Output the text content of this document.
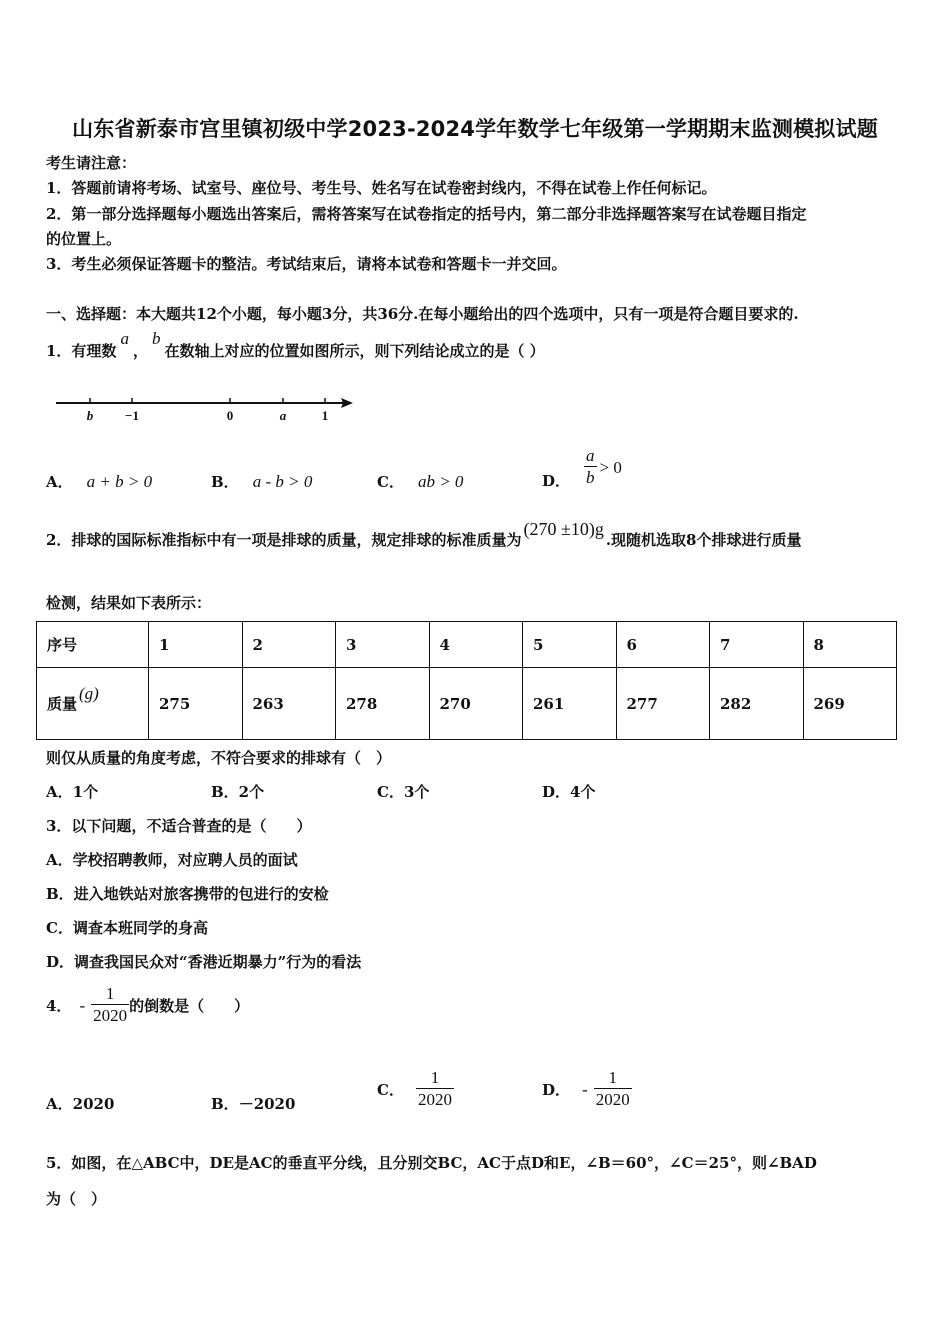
山东省新泰市宫里镇初级中学2023-2024学年数学七年级第一学期期末监测模拟试题
考生请注意：
1．答题前请将考场、试室号、座位号、考生号、姓名写在试卷密封线内，不得在试卷上作任何标记。
2．第一部分选择题每小题选出答案后，需将答案写在试卷指定的括号内，第二部分非选择题答案写在试卷题目指定
的位置上。
3．考生必须保证答题卡的整洁。考试结束后，请将本试卷和答题卡一并交回。
一、选择题：本大题共12个小题，每小题3分，共36分.在每小题给出的四个选项中，只有一项是符合题目要求的.
1．有理数a，b在数轴上对应的位置如图所示，则下列结论成立的是（ ）
b −1	0	a	1
A． a + b > 0	B． a - b > 0	C． ab > 0	D． $\frac{a}{b} > 0$
2．排球的国际标准指标中有一项是排球的质量，规定排球的标准质量为(270 ±10)g.现随机选取8个排球进行质量
检测，结果如下表所示：
序号	1	2	3	4	5	6	7	8
质量(g)	275	263	278	270	261	277	282	269
则仅从质量的角度考虑，不符合要求的排球有（　）
A．1个	B．2个	C．3个	D．4个
3．以下问题，不适合普查的是（　　）
A．学校招聘教师，对应聘人员的面试
B．进入地铁站对旅客携带的包进行的安检
C．调查本班同学的身高
D．调查我国民众对“香港近期暴力”行为的看法
4． - $\frac{1}{2020}$ 的倒数是（　　）
A．2020	B．－2020
C． $\frac{1}{2020}$	D． - $\frac{1}{2020}$
5．如图，在△ABC中，DE是AC的垂直平分线，且分别交BC，AC于点D和E，∠B＝60°，∠C＝25°，则∠BAD
为（　）
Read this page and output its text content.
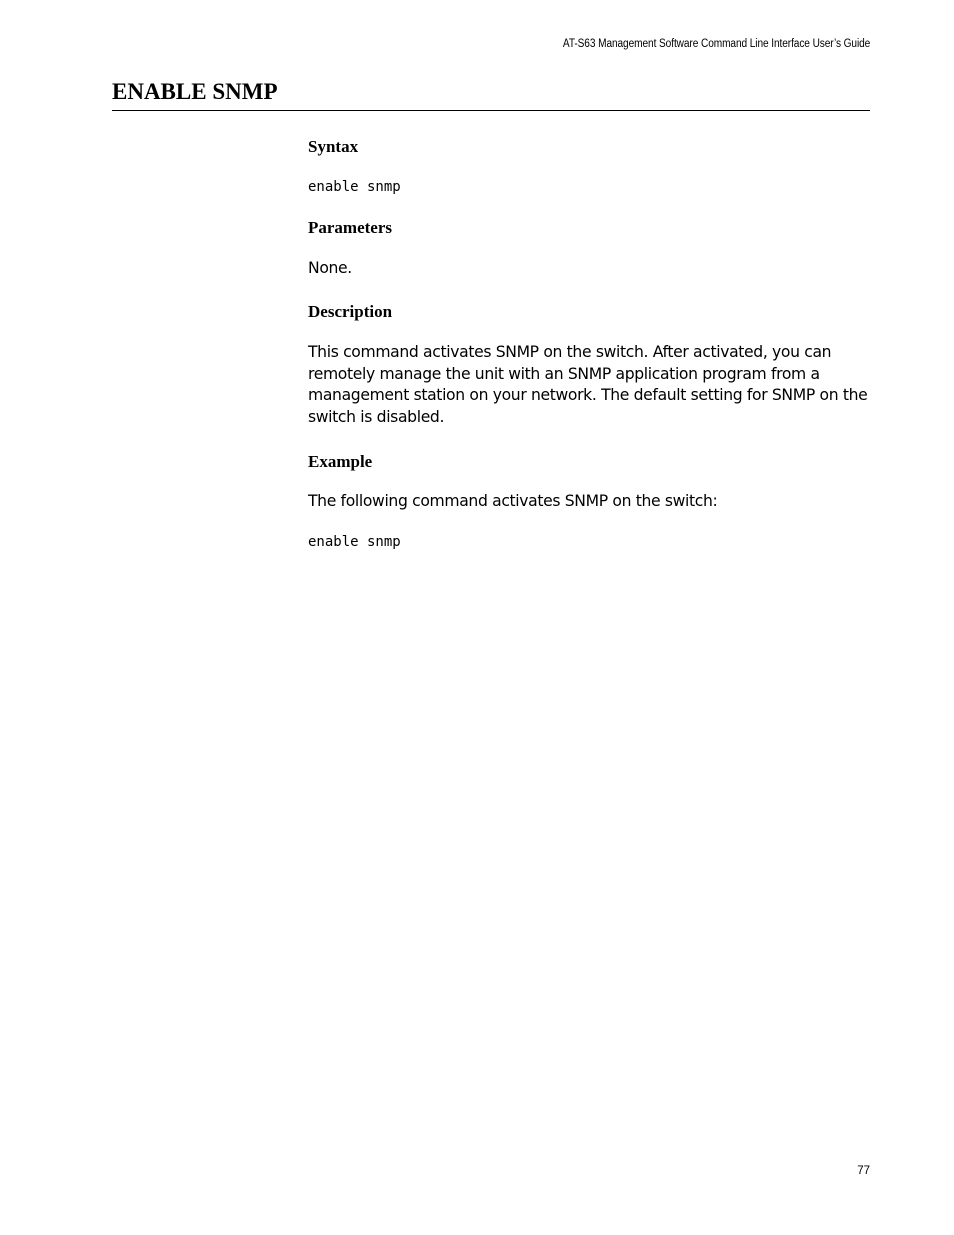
AT-S63 Management Software Command Line Interface User’s Guide
ENABLE SNMP
Syntax
enable snmp
Parameters

None.

Description

This command activates SNMP on the switch. After activated, you can remotely manage the unit with an SNMP application program from a management station on your network. The default setting for SNMP on the switch is disabled.

Example

The following command activates SNMP on the switch:

enable snmp
77
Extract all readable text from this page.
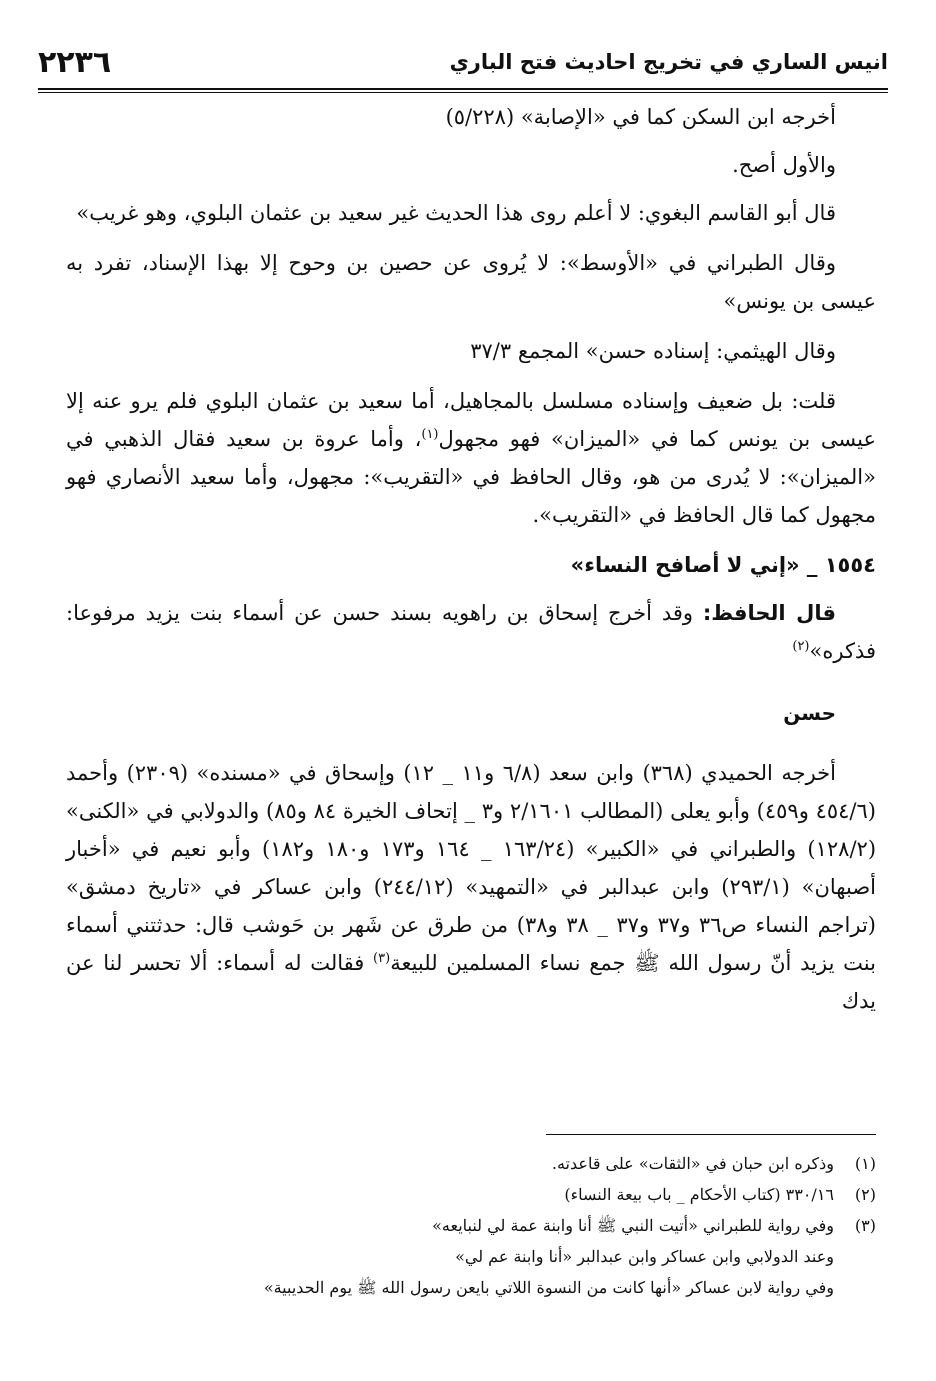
انيس الساري في تخريج احاديث فتح الباري
٢٢٣٦

أخرجه ابن السكن كما في «الإصابة» (٥/٢٢٨)

والأول أصح.

قال أبو القاسم البغوي: لا أعلم روى هذا الحديث غير سعيد بن عثمان البلوي، وهو غريب»

وقال الطبراني في «الأوسط»: لا يُروى عن حصين بن وحوح إلا بهذا الإسناد، تفرد به عيسى بن يونس»

وقال الهيثمي: إسناده حسن» المجمع ٣٧/٣

قلت: بل ضعيف وإسناده مسلسل بالمجاهيل، أما سعيد بن عثمان البلوي فلم يرو عنه إلا عيسى بن يونس كما في «الميزان» فهو مجهول$^{(١)}$، وأما عروة بن سعيد فقال الذهبي في «الميزان»: لا يُدرى من هو، وقال الحافظ في «التقريب»: مجهول، وأما سعيد الأنصاري فهو مجهول كما قال الحافظ في «التقريب».

١٥٥٤ _ «إني لا أصافح النساء»

قال الحافظ: وقد أخرج إسحاق بن راهويه بسند حسن عن أسماء بنت يزيد مرفوعا: فذكره»$^{(٢)}$

حسن

أخرجه الحميدي (٣٦٨) وابن سعد (٦/٨ و١١ _ ١٢) وإسحاق في «مسنده» (٢٣٠٩) وأحمد (٤٥٤/٦ و٤٥٩) وأبو يعلى (المطالب ٢/١٦٠١ و٣ _ إتحاف الخيرة ٨٤ و٨٥) والدولابي في «الكنى» (١٢٨/٢) والطبراني في «الكبير» (١٦٣/٢٤ _ ١٦٤ و١٧٣ و١٨٠ و١٨٢) وأبو نعيم في «أخبار أصبهان» (٢٩٣/١) وابن عبدالبر في «التمهيد» (٢٤٤/١٢) وابن عساكر في «تاريخ دمشق» (تراجم النساء ص٣٦ و٣٧ و٣٧ _ ٣٨ و٣٨) من طرق عن شَهر بن حَوشب قال: حدثتني أسماء بنت يزيد أنّ رسول الله ﷺ جمع نساء المسلمين للبيعة$^{(٣)}$ فقالت له أسماء: ألا تحسر لنا عن يدك

(١)
وذكره ابن حبان في «الثقات» على قاعدته.
(٢)
٣٣٠/١٦ (كتاب الأحكام _ باب بيعة النساء)
(٣)
وفي رواية للطبراني «أتيت النبي ﷺ أنا وابنة عمة لي لنبايعه»
وعند الدولابي وابن عساكر وابن عبدالبر «أنا وابنة عم لي»
وفي رواية لابن عساكر «أنها كانت من النسوة اللاتي بايعن رسول الله ﷺ يوم الحديبية»
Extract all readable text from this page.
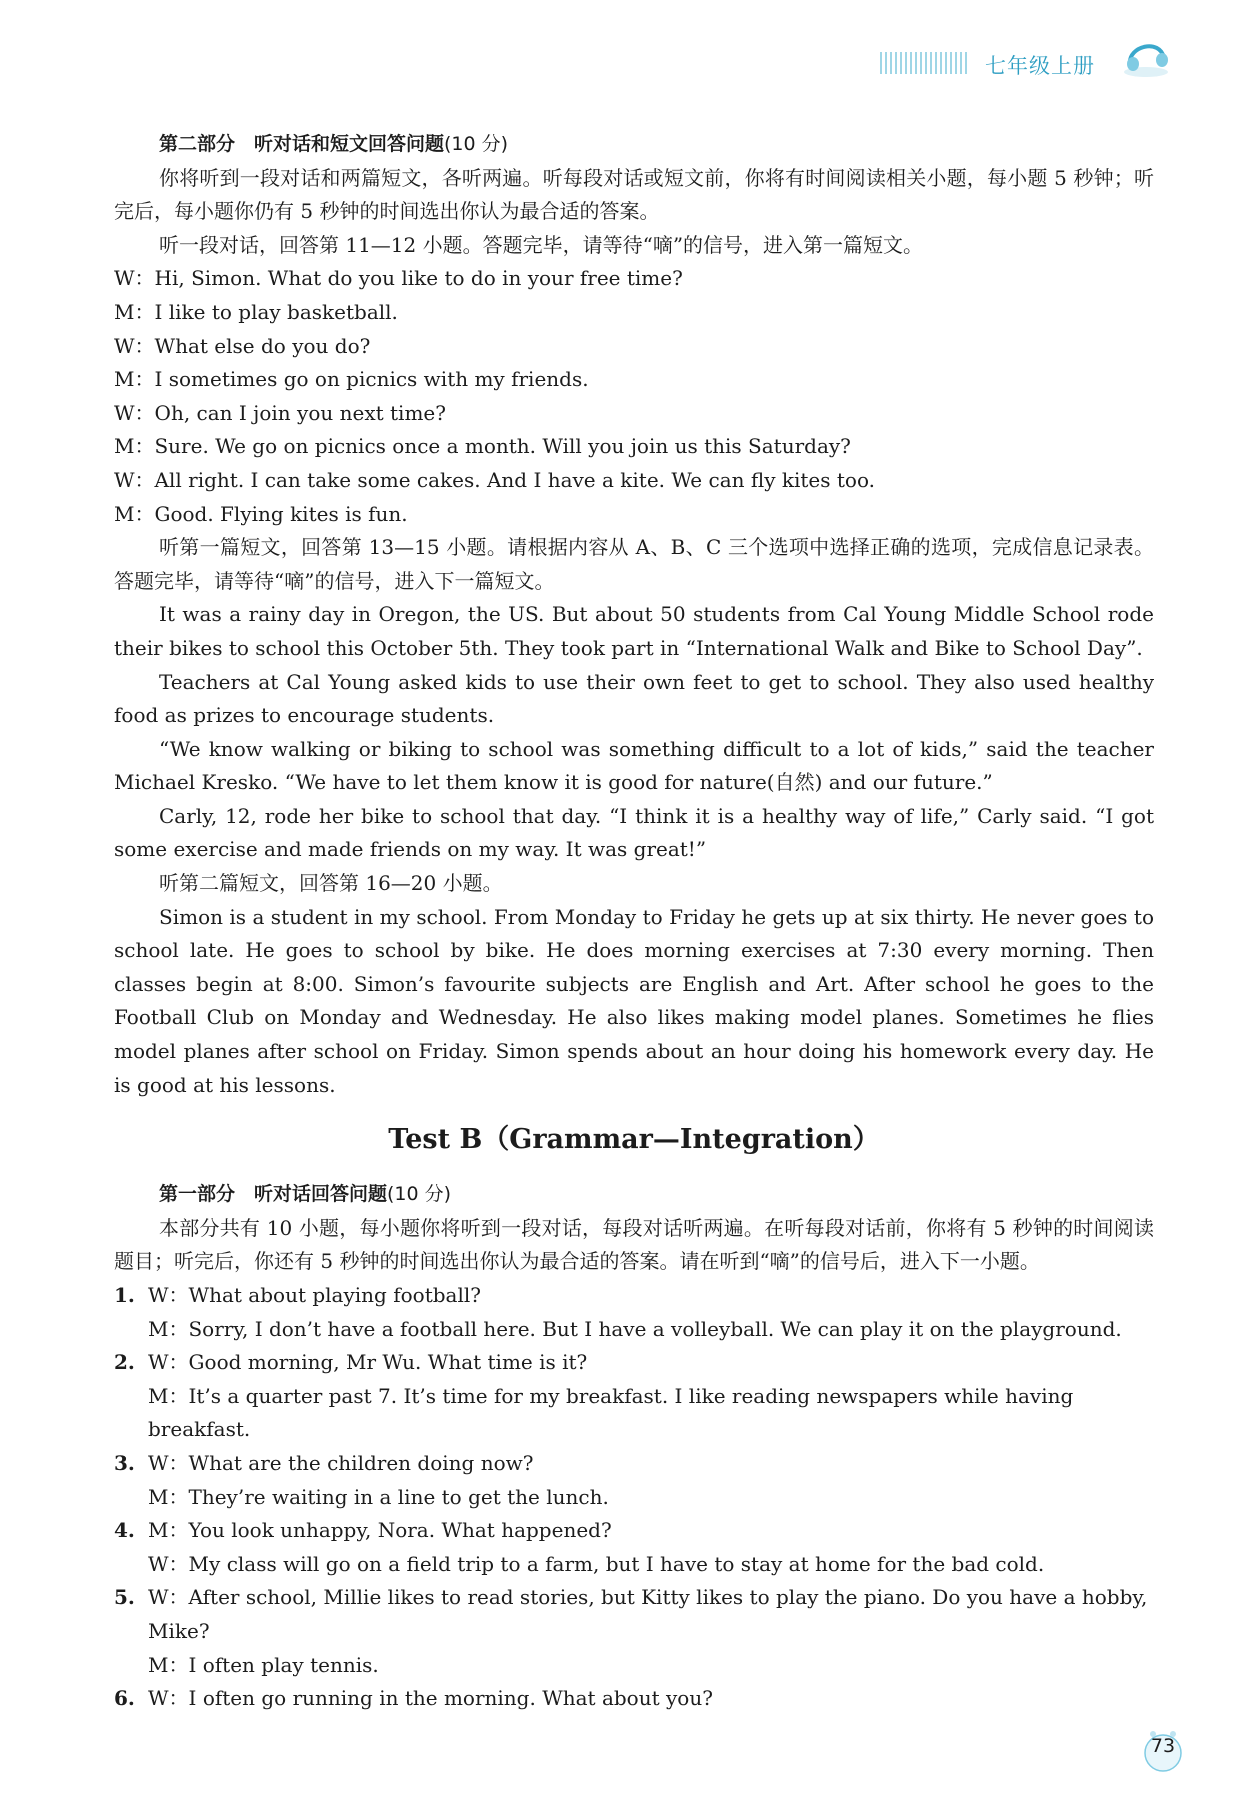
七年级上册

第二部分　听对话和短文回答问题(10 分)

你将听到一段对话和两篇短文，各听两遍。听每段对话或短文前，你将有时间阅读相关小题，每小题 5 秒钟；听完后，每小题你仍有 5 秒钟的时间选出你认为最合适的答案。

听一段对话，回答第 11—12 小题。答题完毕，请等待“嘀”的信号，进入第一篇短文。

W：Hi, Simon. What do you like to do in your free time?

M：I like to play basketball.

W：What else do you do?

M：I sometimes go on picnics with my friends.

W：Oh, can I join you next time?

M：Sure. We go on picnics once a month. Will you join us this Saturday?

W：All right. I can take some cakes. And I have a kite. We can fly kites too.

M：Good. Flying kites is fun.

听第一篇短文，回答第 13—15 小题。请根据内容从 A、B、C 三个选项中选择正确的选项，完成信息记录表。答题完毕，请等待“嘀”的信号，进入下一篇短文。

It was a rainy day in Oregon, the US. But about 50 students from Cal Young Middle School rode their bikes to school this October 5th. They took part in “International Walk and Bike to School Day”.

Teachers at Cal Young asked kids to use their own feet to get to school. They also used healthy food as prizes to encourage students.

“We know walking or biking to school was something difficult to a lot of kids,” said the teacher Michael Kresko. “We have to let them know it is good for nature(自然) and our future.”

Carly, 12, rode her bike to school that day. “I think it is a healthy way of life,” Carly said. “I got some exercise and made friends on my way. It was great!”

听第二篇短文，回答第 16—20 小题。

Simon is a student in my school. From Monday to Friday he gets up at six thirty. He never goes to school late. He goes to school by bike. He does morning exercises at 7:30 every morning. Then classes begin at 8:00. Simon’s favourite subjects are English and Art. After school he goes to the Football Club on Monday and Wednesday. He also likes making model planes. Sometimes he flies model planes after school on Friday. Simon spends about an hour doing his homework every day. He is good at his lessons.

Test B（Grammar—Integration）

第一部分　听对话回答问题(10 分)

本部分共有 10 小题，每小题你将听到一段对话，每段对话听两遍。在听每段对话前，你将有 5 秒钟的时间阅读题目；听完后，你还有 5 秒钟的时间选出你认为最合适的答案。请在听到“嘀”的信号后，进入下一小题。

1. W：What about playing football?

M：Sorry, I don’t have a football here. But I have a volleyball. We can play it on the playground.

2. W：Good morning, Mr Wu. What time is it?

M：It’s a quarter past 7. It’s time for my breakfast. I like reading newspapers while having breakfast.

3. W：What are the children doing now?

M：They’re waiting in a line to get the lunch.

4. M：You look unhappy, Nora. What happened?

W：My class will go on a field trip to a farm, but I have to stay at home for the bad cold.

5. W：After school, Millie likes to read stories, but Kitty likes to play the piano. Do you have a hobby, Mike?

M：I often play tennis.

6. W：I often go running in the morning. What about you?

73
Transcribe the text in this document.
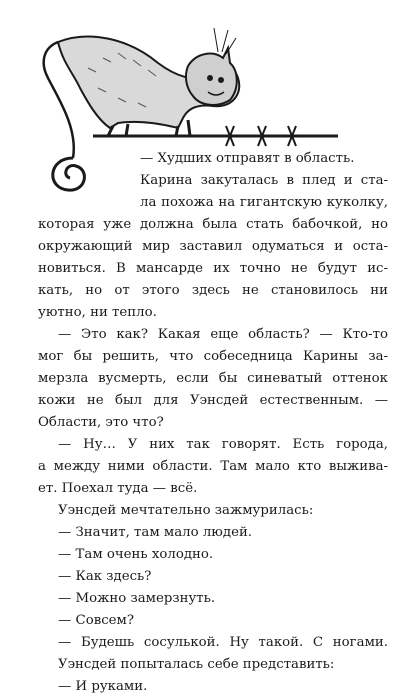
— Худших отправят в область.
Карина закуталась в плед и ста-
ла похожа на гигантскую куколку,
которая уже должна была стать бабочкой, но
окружающий мир заставил одуматься и оста-
новиться. В мансарде их точно не будут ис-
кать, но от этого здесь не становилось ни
уютно, ни тепло.
— Это как? Какая еще область? — Кто-то
мог бы решить, что собеседница Карины за-
мерзла вусмерть, если бы синеватый оттенок
кожи не был для Уэнсдей естественным. —
Области, это что?
— Ну… У них так говорят. Есть города,
а между ними области. Там мало кто выжива-
ет. Поехал туда — всё.
Уэнсдей мечтательно зажмурилась:
— Значит, там мало людей.
— Там очень холодно.
— Как здесь?
— Можно замерзнуть.
— Совсем?
— Будешь сосулькой. Ну такой. С ногами.
Уэнсдей попыталась себе представить:
— И руками.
☆ ☆ ☆
Find each line that has the word "friends", then copy it out.

M：I sometimes go on picnics with my friends.
Carly, 12, rode her bike to school that day. “I think it is a healthy way of life,” Carly said. “I got some exercise and made friends on my way. It was great!”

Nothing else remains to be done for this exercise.